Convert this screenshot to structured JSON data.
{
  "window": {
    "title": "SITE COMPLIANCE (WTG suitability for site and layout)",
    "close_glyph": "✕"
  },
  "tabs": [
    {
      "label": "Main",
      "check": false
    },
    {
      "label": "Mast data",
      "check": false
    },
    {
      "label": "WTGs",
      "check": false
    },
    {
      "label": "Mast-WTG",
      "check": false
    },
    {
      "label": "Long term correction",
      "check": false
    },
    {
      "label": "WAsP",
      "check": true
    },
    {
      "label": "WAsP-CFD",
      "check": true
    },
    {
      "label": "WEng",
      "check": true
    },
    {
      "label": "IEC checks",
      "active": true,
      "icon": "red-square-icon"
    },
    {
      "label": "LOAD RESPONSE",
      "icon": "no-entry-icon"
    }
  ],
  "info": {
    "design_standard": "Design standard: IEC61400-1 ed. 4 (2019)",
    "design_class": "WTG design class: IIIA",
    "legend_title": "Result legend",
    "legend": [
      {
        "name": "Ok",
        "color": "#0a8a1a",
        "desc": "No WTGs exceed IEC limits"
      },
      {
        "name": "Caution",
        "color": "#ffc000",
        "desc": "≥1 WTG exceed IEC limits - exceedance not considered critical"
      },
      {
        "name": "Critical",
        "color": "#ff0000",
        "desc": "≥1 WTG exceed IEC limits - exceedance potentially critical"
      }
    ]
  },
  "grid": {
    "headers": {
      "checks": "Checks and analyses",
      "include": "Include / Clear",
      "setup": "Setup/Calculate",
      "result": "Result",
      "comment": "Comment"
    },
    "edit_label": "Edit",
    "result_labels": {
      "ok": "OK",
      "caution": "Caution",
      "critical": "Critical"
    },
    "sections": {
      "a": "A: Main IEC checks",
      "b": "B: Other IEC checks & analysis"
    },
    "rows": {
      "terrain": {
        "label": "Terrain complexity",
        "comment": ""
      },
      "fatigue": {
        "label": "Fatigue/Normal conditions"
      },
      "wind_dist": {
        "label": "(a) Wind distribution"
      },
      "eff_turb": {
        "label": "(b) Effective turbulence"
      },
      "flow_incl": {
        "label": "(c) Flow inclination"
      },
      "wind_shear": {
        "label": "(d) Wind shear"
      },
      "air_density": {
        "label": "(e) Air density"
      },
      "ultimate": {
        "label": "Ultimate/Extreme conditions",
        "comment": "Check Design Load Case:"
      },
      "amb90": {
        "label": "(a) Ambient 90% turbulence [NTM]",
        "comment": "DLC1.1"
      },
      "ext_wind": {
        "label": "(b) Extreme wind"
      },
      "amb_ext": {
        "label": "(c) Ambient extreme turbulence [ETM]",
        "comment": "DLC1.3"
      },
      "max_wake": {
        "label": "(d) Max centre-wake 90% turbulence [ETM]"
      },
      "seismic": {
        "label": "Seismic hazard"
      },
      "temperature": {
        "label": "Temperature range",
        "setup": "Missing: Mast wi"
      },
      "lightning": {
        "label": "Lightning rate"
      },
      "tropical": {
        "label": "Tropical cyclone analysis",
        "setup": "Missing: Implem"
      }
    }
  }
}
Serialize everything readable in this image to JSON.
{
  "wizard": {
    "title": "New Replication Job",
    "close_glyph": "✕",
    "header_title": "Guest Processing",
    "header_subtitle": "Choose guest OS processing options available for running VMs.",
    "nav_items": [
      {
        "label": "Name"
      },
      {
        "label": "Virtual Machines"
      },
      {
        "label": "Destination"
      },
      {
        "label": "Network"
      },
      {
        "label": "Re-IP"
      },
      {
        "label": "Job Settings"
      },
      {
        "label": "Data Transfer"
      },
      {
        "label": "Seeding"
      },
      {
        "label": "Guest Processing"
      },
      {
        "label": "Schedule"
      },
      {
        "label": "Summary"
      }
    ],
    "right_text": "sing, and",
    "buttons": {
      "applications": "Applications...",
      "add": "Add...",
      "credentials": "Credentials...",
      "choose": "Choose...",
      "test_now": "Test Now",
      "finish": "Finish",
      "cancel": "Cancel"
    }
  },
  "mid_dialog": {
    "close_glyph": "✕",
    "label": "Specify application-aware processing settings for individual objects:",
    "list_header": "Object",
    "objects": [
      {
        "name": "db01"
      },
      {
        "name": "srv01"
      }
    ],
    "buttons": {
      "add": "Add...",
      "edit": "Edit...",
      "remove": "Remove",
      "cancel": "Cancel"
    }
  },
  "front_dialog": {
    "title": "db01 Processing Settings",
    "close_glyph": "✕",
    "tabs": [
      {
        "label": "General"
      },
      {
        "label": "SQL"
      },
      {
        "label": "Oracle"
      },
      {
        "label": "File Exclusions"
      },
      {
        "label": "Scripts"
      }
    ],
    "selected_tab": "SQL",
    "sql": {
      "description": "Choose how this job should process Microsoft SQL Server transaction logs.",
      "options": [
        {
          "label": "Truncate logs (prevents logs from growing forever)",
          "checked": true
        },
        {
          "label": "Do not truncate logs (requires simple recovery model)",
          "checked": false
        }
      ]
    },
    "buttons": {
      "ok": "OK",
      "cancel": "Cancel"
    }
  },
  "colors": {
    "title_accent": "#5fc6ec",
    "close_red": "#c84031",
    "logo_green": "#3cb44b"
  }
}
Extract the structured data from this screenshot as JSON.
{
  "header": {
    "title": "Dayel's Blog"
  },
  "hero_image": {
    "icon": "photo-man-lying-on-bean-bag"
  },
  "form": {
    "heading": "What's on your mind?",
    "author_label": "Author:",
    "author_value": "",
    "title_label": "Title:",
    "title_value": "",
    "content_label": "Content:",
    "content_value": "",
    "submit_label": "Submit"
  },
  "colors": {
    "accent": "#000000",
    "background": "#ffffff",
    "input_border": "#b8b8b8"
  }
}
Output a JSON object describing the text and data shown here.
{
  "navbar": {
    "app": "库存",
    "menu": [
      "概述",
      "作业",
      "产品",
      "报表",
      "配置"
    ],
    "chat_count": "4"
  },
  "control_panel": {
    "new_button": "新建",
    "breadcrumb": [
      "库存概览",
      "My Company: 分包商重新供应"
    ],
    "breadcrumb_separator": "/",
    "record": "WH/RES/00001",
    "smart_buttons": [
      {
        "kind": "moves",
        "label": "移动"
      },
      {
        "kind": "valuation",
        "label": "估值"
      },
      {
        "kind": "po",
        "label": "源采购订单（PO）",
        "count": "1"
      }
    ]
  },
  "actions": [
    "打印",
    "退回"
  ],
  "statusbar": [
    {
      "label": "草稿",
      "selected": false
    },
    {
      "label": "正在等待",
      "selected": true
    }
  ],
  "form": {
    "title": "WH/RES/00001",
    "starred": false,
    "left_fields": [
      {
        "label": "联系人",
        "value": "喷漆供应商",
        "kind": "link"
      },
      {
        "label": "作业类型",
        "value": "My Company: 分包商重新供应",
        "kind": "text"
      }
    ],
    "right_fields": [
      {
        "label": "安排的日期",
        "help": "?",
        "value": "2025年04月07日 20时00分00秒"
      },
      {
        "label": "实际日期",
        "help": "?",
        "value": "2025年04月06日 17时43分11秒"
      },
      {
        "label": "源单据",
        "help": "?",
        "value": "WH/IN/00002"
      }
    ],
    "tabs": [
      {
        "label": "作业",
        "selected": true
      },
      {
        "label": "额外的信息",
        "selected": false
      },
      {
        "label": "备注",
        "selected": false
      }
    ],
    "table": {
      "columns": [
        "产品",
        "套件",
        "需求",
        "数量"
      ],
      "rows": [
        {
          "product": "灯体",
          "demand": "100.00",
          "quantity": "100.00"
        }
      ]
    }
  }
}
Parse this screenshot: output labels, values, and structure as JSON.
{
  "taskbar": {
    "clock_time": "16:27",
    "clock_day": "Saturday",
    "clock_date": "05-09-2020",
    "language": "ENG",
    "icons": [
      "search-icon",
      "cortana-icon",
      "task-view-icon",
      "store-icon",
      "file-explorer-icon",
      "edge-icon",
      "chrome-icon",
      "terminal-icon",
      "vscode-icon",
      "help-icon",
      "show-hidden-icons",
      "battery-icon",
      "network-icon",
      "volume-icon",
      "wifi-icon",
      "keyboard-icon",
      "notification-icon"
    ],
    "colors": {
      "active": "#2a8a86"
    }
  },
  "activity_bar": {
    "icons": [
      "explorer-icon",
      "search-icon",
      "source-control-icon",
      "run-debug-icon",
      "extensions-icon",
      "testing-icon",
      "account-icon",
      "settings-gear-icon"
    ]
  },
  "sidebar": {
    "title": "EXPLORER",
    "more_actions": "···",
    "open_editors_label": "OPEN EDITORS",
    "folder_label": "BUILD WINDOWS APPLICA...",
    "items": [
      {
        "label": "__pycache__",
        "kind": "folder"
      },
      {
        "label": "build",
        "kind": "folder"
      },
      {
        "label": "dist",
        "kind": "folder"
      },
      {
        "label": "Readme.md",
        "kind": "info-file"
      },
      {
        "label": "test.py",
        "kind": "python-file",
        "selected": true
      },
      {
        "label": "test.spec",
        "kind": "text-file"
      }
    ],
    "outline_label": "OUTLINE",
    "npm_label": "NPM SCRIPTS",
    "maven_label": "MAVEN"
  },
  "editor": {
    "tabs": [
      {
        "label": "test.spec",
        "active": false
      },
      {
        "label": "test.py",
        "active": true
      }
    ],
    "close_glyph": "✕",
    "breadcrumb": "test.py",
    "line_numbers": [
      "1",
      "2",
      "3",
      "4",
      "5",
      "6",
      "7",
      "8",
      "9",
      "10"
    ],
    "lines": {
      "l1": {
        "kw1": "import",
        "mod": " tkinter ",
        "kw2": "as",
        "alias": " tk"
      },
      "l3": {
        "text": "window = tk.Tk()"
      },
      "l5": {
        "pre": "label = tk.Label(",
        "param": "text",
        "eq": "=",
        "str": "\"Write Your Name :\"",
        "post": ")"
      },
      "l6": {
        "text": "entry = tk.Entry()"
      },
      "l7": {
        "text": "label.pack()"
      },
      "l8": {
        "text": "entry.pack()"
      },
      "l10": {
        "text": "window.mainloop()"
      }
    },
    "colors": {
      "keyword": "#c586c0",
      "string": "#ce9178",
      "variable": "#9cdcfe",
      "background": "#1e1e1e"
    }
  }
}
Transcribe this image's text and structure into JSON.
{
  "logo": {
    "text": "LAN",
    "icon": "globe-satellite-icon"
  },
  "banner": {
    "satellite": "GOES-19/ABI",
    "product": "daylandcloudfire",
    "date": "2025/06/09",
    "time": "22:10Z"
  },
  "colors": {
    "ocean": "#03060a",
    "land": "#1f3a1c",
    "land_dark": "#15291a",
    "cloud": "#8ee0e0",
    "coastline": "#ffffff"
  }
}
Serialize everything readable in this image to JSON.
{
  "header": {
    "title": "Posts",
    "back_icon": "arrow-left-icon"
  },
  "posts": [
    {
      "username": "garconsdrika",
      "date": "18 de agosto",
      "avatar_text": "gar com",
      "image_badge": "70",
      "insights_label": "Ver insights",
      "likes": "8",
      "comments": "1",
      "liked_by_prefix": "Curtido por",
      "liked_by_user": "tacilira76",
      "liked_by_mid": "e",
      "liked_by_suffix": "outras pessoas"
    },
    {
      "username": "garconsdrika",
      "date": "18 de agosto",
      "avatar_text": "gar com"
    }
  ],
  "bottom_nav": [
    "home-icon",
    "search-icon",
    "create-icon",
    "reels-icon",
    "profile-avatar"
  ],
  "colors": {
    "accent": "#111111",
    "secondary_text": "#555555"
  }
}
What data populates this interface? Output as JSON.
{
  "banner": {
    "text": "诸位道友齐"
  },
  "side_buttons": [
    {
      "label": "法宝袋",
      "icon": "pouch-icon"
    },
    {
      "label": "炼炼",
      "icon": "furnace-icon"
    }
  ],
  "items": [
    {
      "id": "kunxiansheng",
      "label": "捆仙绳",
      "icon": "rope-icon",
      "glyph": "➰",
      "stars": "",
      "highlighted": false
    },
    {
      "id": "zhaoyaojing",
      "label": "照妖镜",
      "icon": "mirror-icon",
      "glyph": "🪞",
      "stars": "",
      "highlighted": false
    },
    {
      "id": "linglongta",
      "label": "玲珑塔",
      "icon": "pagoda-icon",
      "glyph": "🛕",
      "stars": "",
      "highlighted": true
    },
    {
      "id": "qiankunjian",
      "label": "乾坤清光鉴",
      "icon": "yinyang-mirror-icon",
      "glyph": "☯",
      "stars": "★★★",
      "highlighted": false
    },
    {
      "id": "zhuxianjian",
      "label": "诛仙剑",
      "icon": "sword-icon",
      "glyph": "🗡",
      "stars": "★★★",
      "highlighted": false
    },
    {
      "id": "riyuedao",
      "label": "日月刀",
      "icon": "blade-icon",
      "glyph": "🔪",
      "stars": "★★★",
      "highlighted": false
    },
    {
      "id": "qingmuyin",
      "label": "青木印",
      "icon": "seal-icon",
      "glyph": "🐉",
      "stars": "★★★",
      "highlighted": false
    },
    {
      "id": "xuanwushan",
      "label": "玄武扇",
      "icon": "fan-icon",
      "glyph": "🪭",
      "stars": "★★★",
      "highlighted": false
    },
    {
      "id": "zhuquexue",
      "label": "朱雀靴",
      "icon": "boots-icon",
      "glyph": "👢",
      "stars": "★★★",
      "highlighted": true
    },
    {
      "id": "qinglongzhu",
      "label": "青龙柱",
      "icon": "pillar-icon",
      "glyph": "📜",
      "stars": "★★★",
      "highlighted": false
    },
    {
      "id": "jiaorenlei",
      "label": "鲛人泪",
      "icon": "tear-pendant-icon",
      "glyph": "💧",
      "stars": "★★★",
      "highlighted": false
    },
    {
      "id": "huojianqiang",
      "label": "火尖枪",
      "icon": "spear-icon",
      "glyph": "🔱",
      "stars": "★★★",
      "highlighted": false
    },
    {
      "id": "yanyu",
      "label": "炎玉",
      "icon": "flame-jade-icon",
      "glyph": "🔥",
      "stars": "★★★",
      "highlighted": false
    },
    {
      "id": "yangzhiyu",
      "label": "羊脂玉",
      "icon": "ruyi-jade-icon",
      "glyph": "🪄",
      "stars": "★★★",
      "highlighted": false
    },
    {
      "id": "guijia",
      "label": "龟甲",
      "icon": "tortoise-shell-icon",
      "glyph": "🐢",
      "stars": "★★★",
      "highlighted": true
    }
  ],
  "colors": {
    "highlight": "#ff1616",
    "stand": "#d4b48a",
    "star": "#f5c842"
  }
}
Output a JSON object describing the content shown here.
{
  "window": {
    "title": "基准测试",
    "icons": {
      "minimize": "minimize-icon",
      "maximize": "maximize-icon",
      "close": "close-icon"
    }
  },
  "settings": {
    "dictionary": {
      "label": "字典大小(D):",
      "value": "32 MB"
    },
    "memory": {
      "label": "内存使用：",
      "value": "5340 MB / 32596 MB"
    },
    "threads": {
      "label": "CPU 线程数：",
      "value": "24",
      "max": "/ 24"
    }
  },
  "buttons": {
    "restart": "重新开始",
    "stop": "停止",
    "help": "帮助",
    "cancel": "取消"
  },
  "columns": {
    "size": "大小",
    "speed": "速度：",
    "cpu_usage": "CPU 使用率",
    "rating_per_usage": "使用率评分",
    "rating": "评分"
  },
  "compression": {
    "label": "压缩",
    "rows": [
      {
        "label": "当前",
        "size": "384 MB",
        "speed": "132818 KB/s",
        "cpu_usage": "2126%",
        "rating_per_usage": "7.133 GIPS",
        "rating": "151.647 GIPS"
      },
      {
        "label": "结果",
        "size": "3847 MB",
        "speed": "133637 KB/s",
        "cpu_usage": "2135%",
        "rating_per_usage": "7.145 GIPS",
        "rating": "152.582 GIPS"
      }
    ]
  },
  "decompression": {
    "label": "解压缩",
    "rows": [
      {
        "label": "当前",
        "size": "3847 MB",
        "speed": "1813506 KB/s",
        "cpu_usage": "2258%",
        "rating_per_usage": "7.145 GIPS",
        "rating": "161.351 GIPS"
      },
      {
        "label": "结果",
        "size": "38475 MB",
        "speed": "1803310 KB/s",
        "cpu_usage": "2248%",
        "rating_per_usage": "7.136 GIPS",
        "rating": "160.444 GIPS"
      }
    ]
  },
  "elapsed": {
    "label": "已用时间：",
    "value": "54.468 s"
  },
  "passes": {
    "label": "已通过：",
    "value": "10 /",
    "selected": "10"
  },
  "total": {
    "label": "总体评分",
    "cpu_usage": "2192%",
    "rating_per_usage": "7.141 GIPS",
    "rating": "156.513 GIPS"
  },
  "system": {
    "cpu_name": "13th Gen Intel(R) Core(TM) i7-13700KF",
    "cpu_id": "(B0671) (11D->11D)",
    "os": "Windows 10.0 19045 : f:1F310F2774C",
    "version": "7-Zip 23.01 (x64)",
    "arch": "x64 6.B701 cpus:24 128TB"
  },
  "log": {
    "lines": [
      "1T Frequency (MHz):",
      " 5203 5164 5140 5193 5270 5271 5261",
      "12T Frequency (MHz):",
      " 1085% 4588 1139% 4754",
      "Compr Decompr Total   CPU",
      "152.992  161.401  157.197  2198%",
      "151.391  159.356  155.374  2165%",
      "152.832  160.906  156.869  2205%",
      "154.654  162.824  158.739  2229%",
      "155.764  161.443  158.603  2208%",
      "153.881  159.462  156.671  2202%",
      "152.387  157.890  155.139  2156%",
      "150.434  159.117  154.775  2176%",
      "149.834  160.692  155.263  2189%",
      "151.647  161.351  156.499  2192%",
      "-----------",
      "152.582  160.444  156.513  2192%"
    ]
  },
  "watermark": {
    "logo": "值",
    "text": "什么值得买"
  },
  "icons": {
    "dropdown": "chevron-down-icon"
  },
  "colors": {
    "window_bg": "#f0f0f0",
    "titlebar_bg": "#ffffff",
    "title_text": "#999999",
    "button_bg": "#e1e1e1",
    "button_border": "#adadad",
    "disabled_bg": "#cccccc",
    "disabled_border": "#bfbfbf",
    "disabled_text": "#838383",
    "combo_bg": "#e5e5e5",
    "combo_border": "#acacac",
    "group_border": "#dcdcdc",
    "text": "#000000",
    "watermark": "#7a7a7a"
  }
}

## Task directions
The lines to collect are those holding the string "jade"; copy them all.

## Completed exercise
      "icon": "flame-jade-icon",
      "icon": "ruyi-jade-icon",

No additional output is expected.